* [Exercise prompt]:
Pictures must not be copied, but every entry must be reproduced exactly.

* [Data for review]:
%%
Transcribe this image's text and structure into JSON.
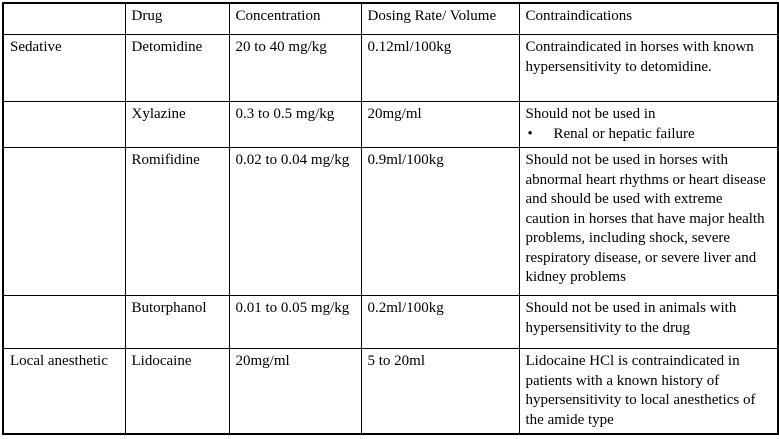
{
  "icons": {
    "bullet": "•"
  },
  "table": {
    "columns": [
      {
        "label": ""
      },
      {
        "label": "Drug"
      },
      {
        "label": "Concentration"
      },
      {
        "label": "Dosing Rate/ Volume"
      },
      {
        "label": "Contraindications"
      }
    ],
    "rows": [
      {
        "category": "Sedative",
        "drug": "Detomidine",
        "concentration": "20 to 40 mg/kg",
        "dosing": "0.12ml/100kg",
        "contraindications": "Contraindicated in horses with known hypersensitivity to detomidine."
      },
      {
        "category": "",
        "drug": "Xylazine",
        "concentration": "0.3 to 0.5 mg/kg",
        "dosing": "20mg/ml",
        "contraindications_intro": "Should not be used in",
        "contraindications_bullet": "Renal or hepatic failure"
      },
      {
        "category": "",
        "drug": "Romifidine",
        "concentration": "0.02 to 0.04 mg/kg",
        "dosing": "0.9ml/100kg",
        "contraindications": "Should not be used in horses with abnormal heart rhythms or heart disease and should be used with extreme caution in horses that have major health problems, including shock, severe respiratory disease, or severe liver and kidney problems"
      },
      {
        "category": "",
        "drug": "Butorphanol",
        "concentration": "0.01 to 0.05 mg/kg",
        "dosing": "0.2ml/100kg",
        "contraindications": "Should not be used in animals with hypersensitivity to the drug"
      },
      {
        "category": "Local anesthetic",
        "drug": "Lidocaine",
        "concentration": "20mg/ml",
        "dosing": "5 to 20ml",
        "contraindications": "Lidocaine HCl is contraindicated in patients with a known history of hypersensitivity to local anesthetics of the amide type"
      }
    ]
  }
}
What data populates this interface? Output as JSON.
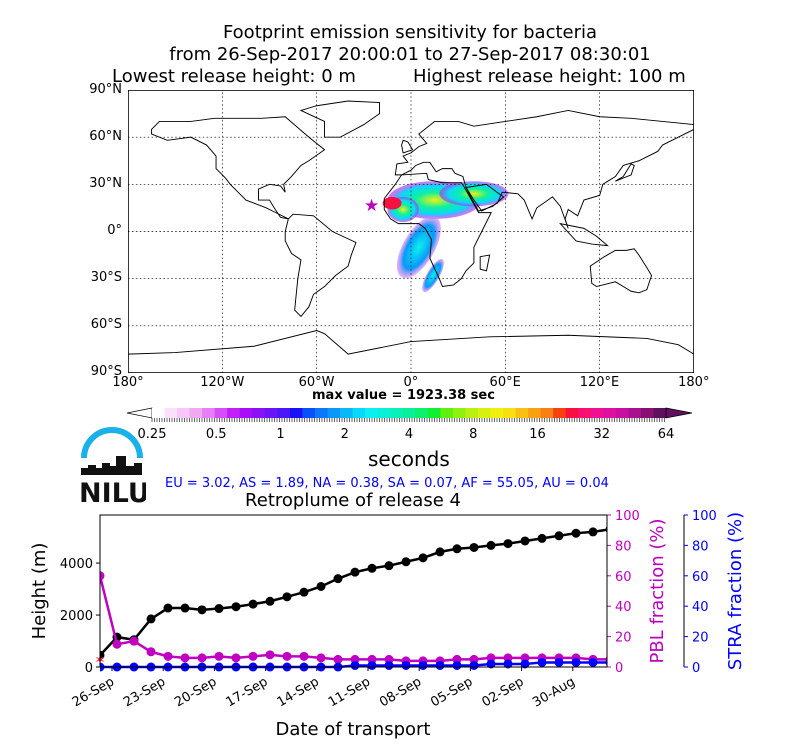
{
  "title": {
    "line1": "Footprint emission sensitivity for bacteria",
    "line2": "from 26-Sep-2017 20:00:01 to 27-Sep-2017 08:30:01",
    "line3a": "Lowest release height: 0 m",
    "line3b": "Highest release height: 100 m"
  },
  "map": {
    "lat_labels": [
      "90°N",
      "60°N",
      "30°N",
      "0°",
      "30°S",
      "60°S",
      "90°S"
    ],
    "lon_labels": [
      "180°",
      "120°W",
      "60°W",
      "0°",
      "60°E",
      "120°E",
      "180°"
    ],
    "max_value": "max value = 1923.38 sec"
  },
  "colorbar": {
    "ticks": [
      "0.25",
      "0.5",
      "1",
      "2",
      "4",
      "8",
      "16",
      "32",
      "64"
    ],
    "label": "seconds",
    "colors": [
      "#ffffff",
      "#fbe0fb",
      "#f7c8f7",
      "#f0a8f0",
      "#e77ef5",
      "#d44ff7",
      "#c21ef8",
      "#a80cf8",
      "#8a10f8",
      "#6a14f8",
      "#4a18f8",
      "#1a10f8",
      "#0a50f8",
      "#0a78f8",
      "#0a98f8",
      "#0ab8f8",
      "#0ad8f8",
      "#0af0f0",
      "#0af0d8",
      "#0af0b8",
      "#0af098",
      "#0af070",
      "#10f030",
      "#60f010",
      "#90f010",
      "#b8f010",
      "#d8f010",
      "#f0f010",
      "#f8e010",
      "#f8c010",
      "#f8a010",
      "#f88010",
      "#f84010",
      "#f81040",
      "#f81070",
      "#f01090",
      "#e010a0",
      "#c810a0",
      "#a81090",
      "#881070",
      "#601060"
    ]
  },
  "logo": {
    "text": "NILU"
  },
  "regions": "EU = 3.02,  AS = 1.89,  NA = 0.38,  SA = 0.07,  AF = 55.05,  AU = 0.04",
  "chart_data": {
    "type": "line",
    "title": "Retroplume of release 4",
    "xlabel": "Date of transport",
    "ylabel": "Height (m)",
    "ylabel_right1": "PBL fraction (%)",
    "ylabel_right2": "STRA fraction (%)",
    "ylim": [
      0,
      5850
    ],
    "ylim_right": [
      0,
      100
    ],
    "yticks": [
      "0",
      "2000",
      "4000"
    ],
    "yticks_right": [
      "0",
      "20",
      "40",
      "60",
      "80",
      "100"
    ],
    "xticks": [
      "26-Sep",
      "23-Sep",
      "20-Sep",
      "17-Sep",
      "14-Sep",
      "11-Sep",
      "08-Sep",
      "05-Sep",
      "02-Sep",
      "30-Aug"
    ],
    "x_days_before_release": [
      0,
      1,
      2,
      3,
      4,
      5,
      6,
      7,
      8,
      9,
      10,
      11,
      12,
      13,
      14,
      15,
      16,
      17,
      18,
      19,
      20,
      21,
      22,
      23,
      24,
      25,
      26,
      27,
      28,
      29,
      30
    ],
    "series": [
      {
        "name": "Height",
        "axis": "left",
        "color": "#000000",
        "values": [
          450,
          1150,
          1050,
          1850,
          2270,
          2270,
          2200,
          2250,
          2320,
          2420,
          2530,
          2700,
          2880,
          3100,
          3400,
          3650,
          3800,
          3900,
          4050,
          4200,
          4430,
          4550,
          4600,
          4680,
          4750,
          4850,
          4950,
          5050,
          5150,
          5200,
          5300
        ]
      },
      {
        "name": "PBL fraction",
        "axis": "right1",
        "color": "#c000c0",
        "values": [
          60,
          15,
          17,
          10,
          7,
          6,
          6,
          7,
          6,
          7,
          8,
          7,
          7,
          6,
          5,
          5,
          5,
          5,
          4,
          4,
          4,
          5,
          5,
          6,
          6,
          6,
          6,
          6,
          6,
          5,
          5
        ]
      },
      {
        "name": "STRA fraction",
        "axis": "right2",
        "color": "#0000ff",
        "values": [
          0,
          0,
          0,
          0,
          0,
          0,
          0,
          0,
          0,
          0,
          0,
          0,
          0,
          0,
          0,
          1,
          1,
          1,
          1,
          1,
          1,
          1,
          1,
          2,
          2,
          2,
          3,
          3,
          3,
          3,
          3
        ]
      }
    ]
  }
}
%%
* [Written reply]:
Transcribe this image's text and structure into JSON.
{
  "icons": {
    "bullet": "•"
  },
  "table": {
    "columns": [
      {
        "label": ""
      },
      {
        "label": "Drug"
      },
      {
        "label": "Concentration"
      },
      {
        "label": "Dosing Rate/ Volume"
      },
      {
        "label": "Contraindications"
      }
    ],
    "rows": [
      {
        "category": "Sedative",
        "drug": "Detomidine",
        "concentration": "20 to 40 mg/kg",
        "dosing": "0.12ml/100kg",
        "contraindications": "Contraindicated in horses with known hypersensitivity to detomidine."
      },
      {
        "category": "",
        "drug": "Xylazine",
        "concentration": "0.3 to 0.5 mg/kg",
        "dosing": "20mg/ml",
        "contraindications_intro": "Should not be used in",
        "contraindications_bullet": "Renal or hepatic failure"
      },
      {
        "category": "",
        "drug": "Romifidine",
        "concentration": "0.02 to 0.04 mg/kg",
        "dosing": "0.9ml/100kg",
        "contraindications": "Should not be used in horses with abnormal heart rhythms or heart disease and should be used with extreme caution in horses that have major health problems, including shock, severe respiratory disease, or severe liver and kidney problems"
      },
      {
        "category": "",
        "drug": "Butorphanol",
        "concentration": "0.01 to 0.05 mg/kg",
        "dosing": "0.2ml/100kg",
        "contraindications": "Should not be used in animals with hypersensitivity to the drug"
      },
      {
        "category": "Local anesthetic",
        "drug": "Lidocaine",
        "concentration": "20mg/ml",
        "dosing": "5 to 20ml",
        "contraindications": "Lidocaine HCl is contraindicated in patients with a known history of hypersensitivity to local anesthetics of the amide type"
      }
    ]
  }
}
What data populates this interface? Output as JSON.
{
  "title": {
    "line1": "Footprint emission sensitivity for bacteria",
    "line2": "from 26-Sep-2017 20:00:01 to 27-Sep-2017 08:30:01",
    "line3a": "Lowest release height: 0 m",
    "line3b": "Highest release height: 100 m"
  },
  "map": {
    "lat_labels": [
      "90°N",
      "60°N",
      "30°N",
      "0°",
      "30°S",
      "60°S",
      "90°S"
    ],
    "lon_labels": [
      "180°",
      "120°W",
      "60°W",
      "0°",
      "60°E",
      "120°E",
      "180°"
    ],
    "max_value": "max value = 1923.38 sec"
  },
  "colorbar": {
    "ticks": [
      "0.25",
      "0.5",
      "1",
      "2",
      "4",
      "8",
      "16",
      "32",
      "64"
    ],
    "label": "seconds",
    "colors": [
      "#ffffff",
      "#fbe0fb",
      "#f7c8f7",
      "#f0a8f0",
      "#e77ef5",
      "#d44ff7",
      "#c21ef8",
      "#a80cf8",
      "#8a10f8",
      "#6a14f8",
      "#4a18f8",
      "#1a10f8",
      "#0a50f8",
      "#0a78f8",
      "#0a98f8",
      "#0ab8f8",
      "#0ad8f8",
      "#0af0f0",
      "#0af0d8",
      "#0af0b8",
      "#0af098",
      "#0af070",
      "#10f030",
      "#60f010",
      "#90f010",
      "#b8f010",
      "#d8f010",
      "#f0f010",
      "#f8e010",
      "#f8c010",
      "#f8a010",
      "#f88010",
      "#f84010",
      "#f81040",
      "#f81070",
      "#f01090",
      "#e010a0",
      "#c810a0",
      "#a81090",
      "#881070",
      "#601060"
    ]
  },
  "logo": {
    "text": "NILU"
  },
  "regions": "EU = 3.02,  AS = 1.89,  NA = 0.38,  SA = 0.07,  AF = 55.05,  AU = 0.04",
  "chart_data": {
    "type": "line",
    "title": "Retroplume of release 4",
    "xlabel": "Date of transport",
    "ylabel": "Height (m)",
    "ylabel_right1": "PBL fraction (%)",
    "ylabel_right2": "STRA fraction (%)",
    "ylim": [
      0,
      5850
    ],
    "ylim_right": [
      0,
      100
    ],
    "yticks": [
      "0",
      "2000",
      "4000"
    ],
    "yticks_right": [
      "0",
      "20",
      "40",
      "60",
      "80",
      "100"
    ],
    "xticks": [
      "26-Sep",
      "23-Sep",
      "20-Sep",
      "17-Sep",
      "14-Sep",
      "11-Sep",
      "08-Sep",
      "05-Sep",
      "02-Sep",
      "30-Aug"
    ],
    "x_days_before_release": [
      0,
      1,
      2,
      3,
      4,
      5,
      6,
      7,
      8,
      9,
      10,
      11,
      12,
      13,
      14,
      15,
      16,
      17,
      18,
      19,
      20,
      21,
      22,
      23,
      24,
      25,
      26,
      27,
      28,
      29,
      30
    ],
    "series": [
      {
        "name": "Height",
        "axis": "left",
        "color": "#000000",
        "values": [
          450,
          1150,
          1050,
          1850,
          2270,
          2270,
          2200,
          2250,
          2320,
          2420,
          2530,
          2700,
          2880,
          3100,
          3400,
          3650,
          3800,
          3900,
          4050,
          4200,
          4430,
          4550,
          4600,
          4680,
          4750,
          4850,
          4950,
          5050,
          5150,
          5200,
          5300
        ]
      },
      {
        "name": "PBL fraction",
        "axis": "right1",
        "color": "#c000c0",
        "values": [
          60,
          15,
          17,
          10,
          7,
          6,
          6,
          7,
          6,
          7,
          8,
          7,
          7,
          6,
          5,
          5,
          5,
          5,
          4,
          4,
          4,
          5,
          5,
          6,
          6,
          6,
          6,
          6,
          6,
          5,
          5
        ]
      },
      {
        "name": "STRA fraction",
        "axis": "right2",
        "color": "#0000ff",
        "values": [
          0,
          0,
          0,
          0,
          0,
          0,
          0,
          0,
          0,
          0,
          0,
          0,
          0,
          0,
          0,
          1,
          1,
          1,
          1,
          1,
          1,
          1,
          1,
          2,
          2,
          2,
          3,
          3,
          3,
          3,
          3
        ]
      }
    ]
  }
}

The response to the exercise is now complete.